Provided data
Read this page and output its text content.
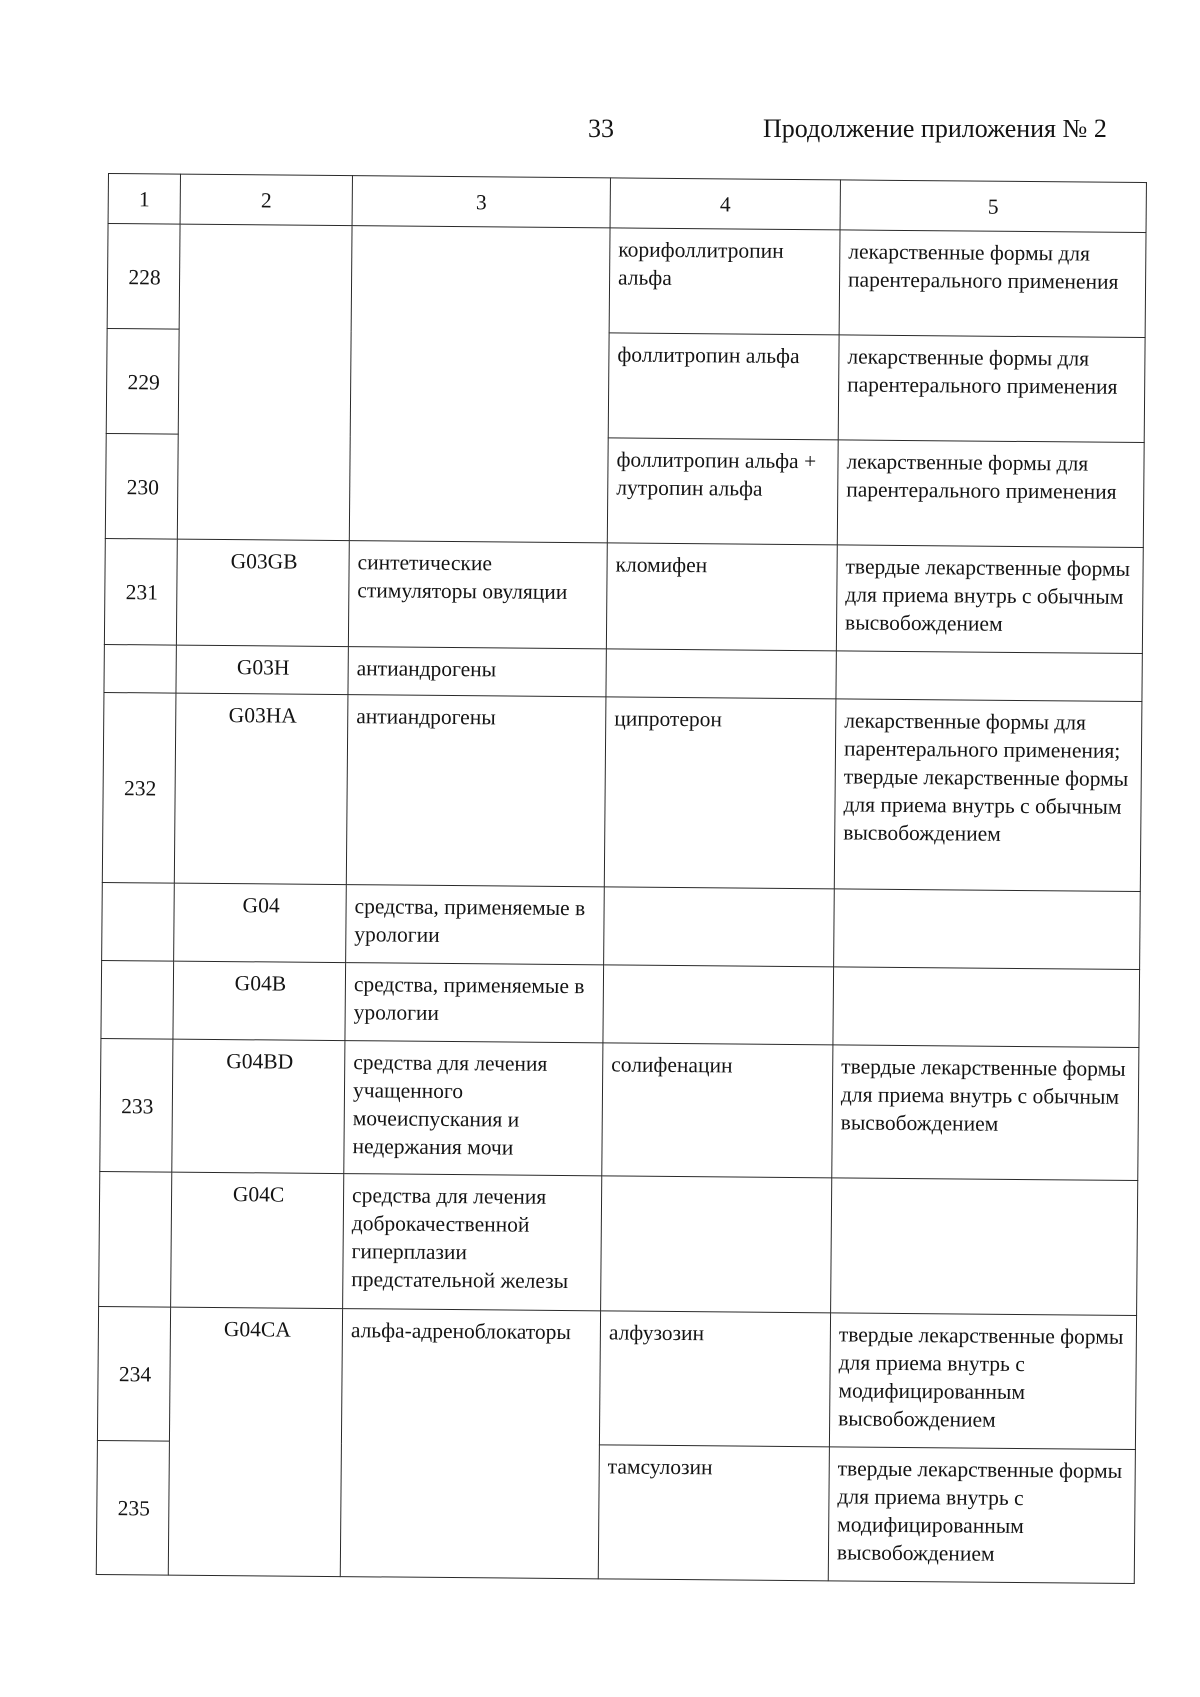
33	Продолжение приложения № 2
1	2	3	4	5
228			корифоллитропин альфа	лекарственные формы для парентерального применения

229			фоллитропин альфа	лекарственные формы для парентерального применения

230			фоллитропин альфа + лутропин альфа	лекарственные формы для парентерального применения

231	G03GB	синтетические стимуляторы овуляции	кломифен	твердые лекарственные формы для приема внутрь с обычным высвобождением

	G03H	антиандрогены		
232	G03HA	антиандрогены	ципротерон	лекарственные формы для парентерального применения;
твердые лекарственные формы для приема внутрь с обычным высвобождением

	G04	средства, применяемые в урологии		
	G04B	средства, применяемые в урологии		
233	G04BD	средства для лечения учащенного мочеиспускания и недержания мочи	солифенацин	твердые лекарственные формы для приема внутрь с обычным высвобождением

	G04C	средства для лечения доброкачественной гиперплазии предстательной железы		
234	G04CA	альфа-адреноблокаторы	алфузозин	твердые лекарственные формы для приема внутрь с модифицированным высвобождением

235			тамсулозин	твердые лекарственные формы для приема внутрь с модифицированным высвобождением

Work required
Reproduce the data above in full, exactly as it is, with the pictures left out.

Result of this task
Read this page and output its text content.
33	Продолжение приложения № 2
1	2	3	4	5
228			корифоллитропин альфа	лекарственные формы для парентерального применения

229			фоллитропин альфа	лекарственные формы для парентерального применения

230			фоллитропин альфа + лутропин альфа	лекарственные формы для парентерального применения

231	G03GB	синтетические стимуляторы овуляции	кломифен	твердые лекарственные формы для приема внутрь с обычным высвобождением

	G03H	антиандрогены		
232	G03HA	антиандрогены	ципротерон	лекарственные формы для парентерального применения;
твердые лекарственные формы для приема внутрь с обычным высвобождением

	G04	средства, применяемые в урологии		
	G04B	средства, применяемые в урологии		
233	G04BD	средства для лечения учащенного мочеиспускания и недержания мочи	солифенацин	твердые лекарственные формы для приема внутрь с обычным высвобождением

	G04C	средства для лечения доброкачественной гиперплазии предстательной железы		
234	G04CA	альфа-адреноблокаторы	алфузозин	твердые лекарственные формы для приема внутрь с модифицированным высвобождением

235			тамсулозин	твердые лекарственные формы для приема внутрь с модифицированным высвобождением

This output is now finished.